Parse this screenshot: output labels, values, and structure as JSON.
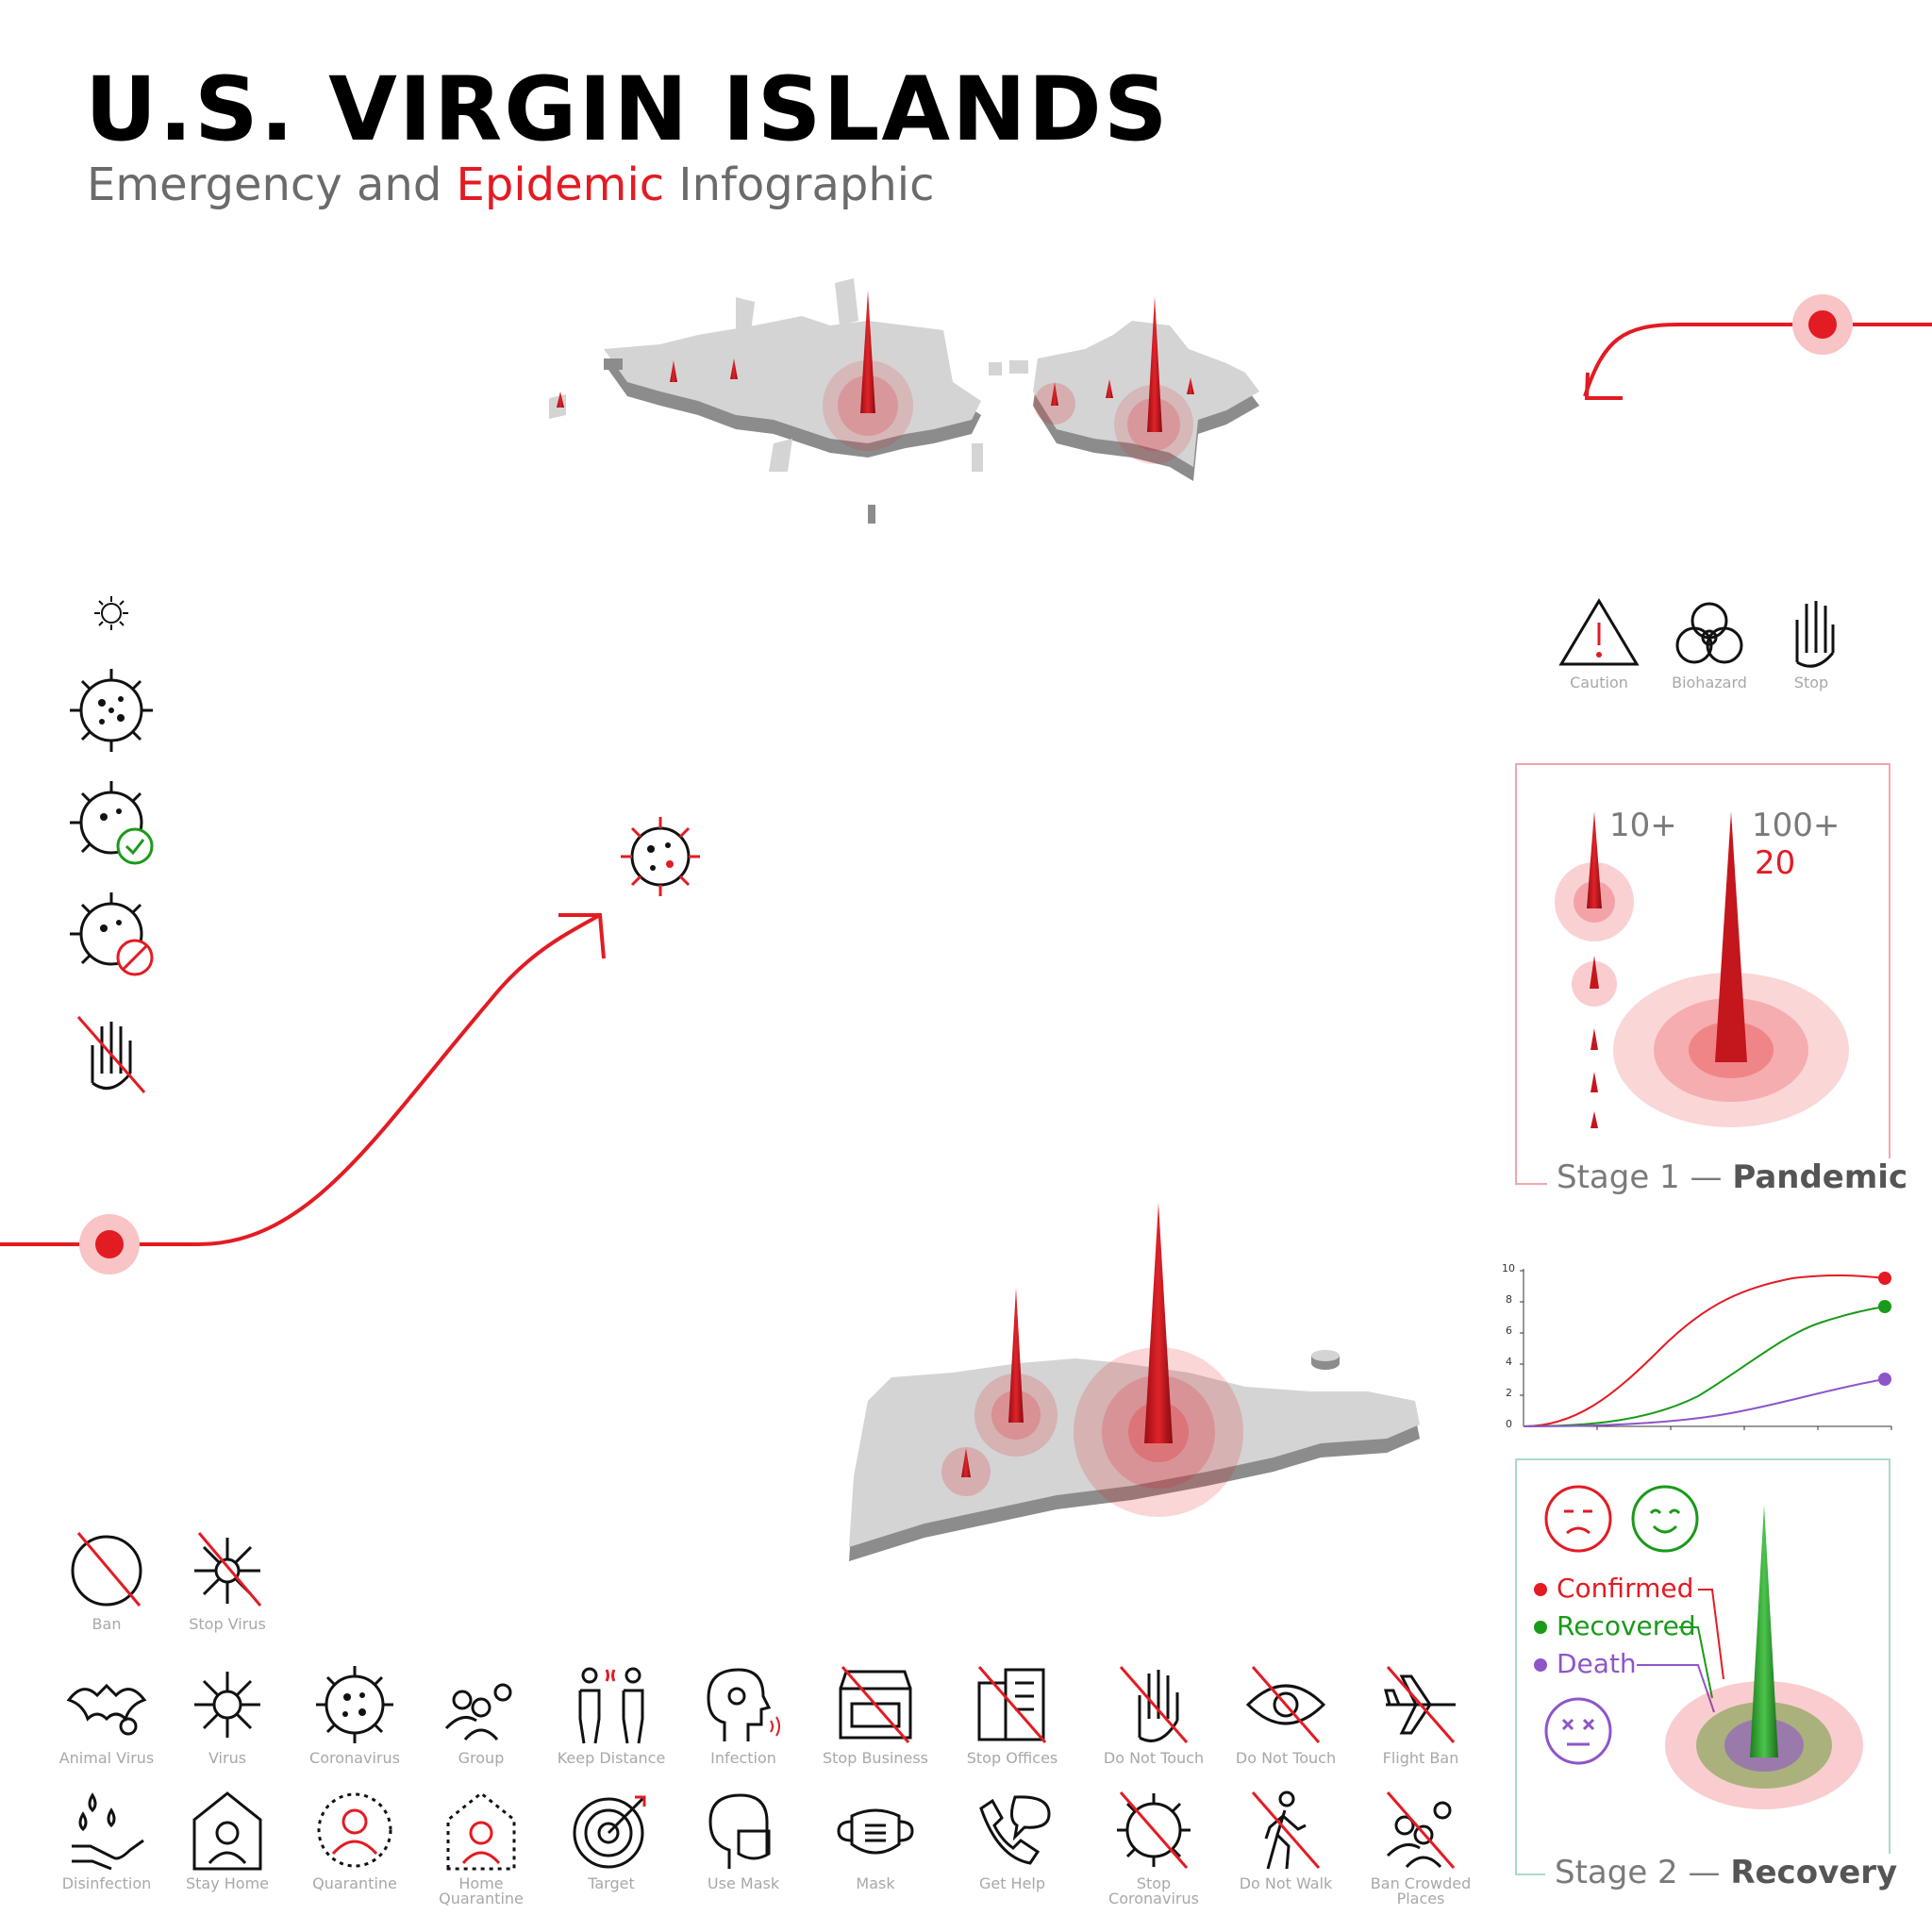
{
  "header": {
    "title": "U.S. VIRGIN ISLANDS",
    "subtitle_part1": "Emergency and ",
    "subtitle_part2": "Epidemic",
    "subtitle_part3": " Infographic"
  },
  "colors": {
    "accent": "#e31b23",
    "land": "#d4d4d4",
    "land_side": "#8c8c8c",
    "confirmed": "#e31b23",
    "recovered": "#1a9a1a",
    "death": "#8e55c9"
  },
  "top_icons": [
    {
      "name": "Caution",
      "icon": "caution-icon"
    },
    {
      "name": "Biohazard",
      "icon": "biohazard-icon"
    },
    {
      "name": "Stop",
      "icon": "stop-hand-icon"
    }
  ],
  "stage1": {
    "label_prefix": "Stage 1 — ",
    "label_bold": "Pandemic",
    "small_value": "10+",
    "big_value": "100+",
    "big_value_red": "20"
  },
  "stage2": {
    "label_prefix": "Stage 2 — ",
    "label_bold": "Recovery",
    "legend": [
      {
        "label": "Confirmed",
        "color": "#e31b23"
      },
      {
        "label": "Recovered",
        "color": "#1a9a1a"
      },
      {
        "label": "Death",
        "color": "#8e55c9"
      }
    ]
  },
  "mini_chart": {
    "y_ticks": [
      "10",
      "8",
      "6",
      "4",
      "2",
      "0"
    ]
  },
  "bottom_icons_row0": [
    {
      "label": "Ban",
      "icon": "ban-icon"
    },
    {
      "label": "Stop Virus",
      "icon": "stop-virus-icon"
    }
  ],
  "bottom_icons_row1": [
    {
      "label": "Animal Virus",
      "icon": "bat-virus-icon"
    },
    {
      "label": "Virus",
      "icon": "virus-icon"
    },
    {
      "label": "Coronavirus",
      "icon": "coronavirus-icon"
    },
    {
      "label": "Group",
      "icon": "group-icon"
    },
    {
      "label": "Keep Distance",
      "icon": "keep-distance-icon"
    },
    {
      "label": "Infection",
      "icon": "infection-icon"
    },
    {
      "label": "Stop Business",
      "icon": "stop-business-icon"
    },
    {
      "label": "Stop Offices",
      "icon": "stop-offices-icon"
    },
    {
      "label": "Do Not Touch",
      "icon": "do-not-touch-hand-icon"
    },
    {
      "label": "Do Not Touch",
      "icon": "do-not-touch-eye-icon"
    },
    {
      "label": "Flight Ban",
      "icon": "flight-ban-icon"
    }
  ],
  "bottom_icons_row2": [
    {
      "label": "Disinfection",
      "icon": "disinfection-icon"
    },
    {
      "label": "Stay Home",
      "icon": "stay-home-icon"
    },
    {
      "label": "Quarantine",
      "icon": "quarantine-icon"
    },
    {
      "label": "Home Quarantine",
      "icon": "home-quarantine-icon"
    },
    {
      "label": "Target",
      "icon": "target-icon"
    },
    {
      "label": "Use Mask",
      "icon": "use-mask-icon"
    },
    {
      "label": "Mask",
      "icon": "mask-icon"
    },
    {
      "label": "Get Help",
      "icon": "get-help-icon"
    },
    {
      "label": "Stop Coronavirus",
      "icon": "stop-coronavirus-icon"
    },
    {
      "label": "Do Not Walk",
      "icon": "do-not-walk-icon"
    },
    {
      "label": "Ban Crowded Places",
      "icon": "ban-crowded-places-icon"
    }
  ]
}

Directions
Write the lines above out again exactly, excluding every picture.

Your response
Parse this screenshot: output labels, values, and structure as JSON.
{
  "header": {
    "title": "U.S. VIRGIN ISLANDS",
    "subtitle_part1": "Emergency and ",
    "subtitle_part2": "Epidemic",
    "subtitle_part3": " Infographic"
  },
  "colors": {
    "accent": "#e31b23",
    "land": "#d4d4d4",
    "land_side": "#8c8c8c",
    "confirmed": "#e31b23",
    "recovered": "#1a9a1a",
    "death": "#8e55c9"
  },
  "top_icons": [
    {
      "name": "Caution",
      "icon": "caution-icon"
    },
    {
      "name": "Biohazard",
      "icon": "biohazard-icon"
    },
    {
      "name": "Stop",
      "icon": "stop-hand-icon"
    }
  ],
  "stage1": {
    "label_prefix": "Stage 1 — ",
    "label_bold": "Pandemic",
    "small_value": "10+",
    "big_value": "100+",
    "big_value_red": "20"
  },
  "stage2": {
    "label_prefix": "Stage 2 — ",
    "label_bold": "Recovery",
    "legend": [
      {
        "label": "Confirmed",
        "color": "#e31b23"
      },
      {
        "label": "Recovered",
        "color": "#1a9a1a"
      },
      {
        "label": "Death",
        "color": "#8e55c9"
      }
    ]
  },
  "mini_chart": {
    "y_ticks": [
      "10",
      "8",
      "6",
      "4",
      "2",
      "0"
    ]
  },
  "bottom_icons_row0": [
    {
      "label": "Ban",
      "icon": "ban-icon"
    },
    {
      "label": "Stop Virus",
      "icon": "stop-virus-icon"
    }
  ],
  "bottom_icons_row1": [
    {
      "label": "Animal Virus",
      "icon": "bat-virus-icon"
    },
    {
      "label": "Virus",
      "icon": "virus-icon"
    },
    {
      "label": "Coronavirus",
      "icon": "coronavirus-icon"
    },
    {
      "label": "Group",
      "icon": "group-icon"
    },
    {
      "label": "Keep Distance",
      "icon": "keep-distance-icon"
    },
    {
      "label": "Infection",
      "icon": "infection-icon"
    },
    {
      "label": "Stop Business",
      "icon": "stop-business-icon"
    },
    {
      "label": "Stop Offices",
      "icon": "stop-offices-icon"
    },
    {
      "label": "Do Not Touch",
      "icon": "do-not-touch-hand-icon"
    },
    {
      "label": "Do Not Touch",
      "icon": "do-not-touch-eye-icon"
    },
    {
      "label": "Flight Ban",
      "icon": "flight-ban-icon"
    }
  ],
  "bottom_icons_row2": [
    {
      "label": "Disinfection",
      "icon": "disinfection-icon"
    },
    {
      "label": "Stay Home",
      "icon": "stay-home-icon"
    },
    {
      "label": "Quarantine",
      "icon": "quarantine-icon"
    },
    {
      "label": "Home Quarantine",
      "icon": "home-quarantine-icon"
    },
    {
      "label": "Target",
      "icon": "target-icon"
    },
    {
      "label": "Use Mask",
      "icon": "use-mask-icon"
    },
    {
      "label": "Mask",
      "icon": "mask-icon"
    },
    {
      "label": "Get Help",
      "icon": "get-help-icon"
    },
    {
      "label": "Stop Coronavirus",
      "icon": "stop-coronavirus-icon"
    },
    {
      "label": "Do Not Walk",
      "icon": "do-not-walk-icon"
    },
    {
      "label": "Ban Crowded Places",
      "icon": "ban-crowded-places-icon"
    }
  ]
}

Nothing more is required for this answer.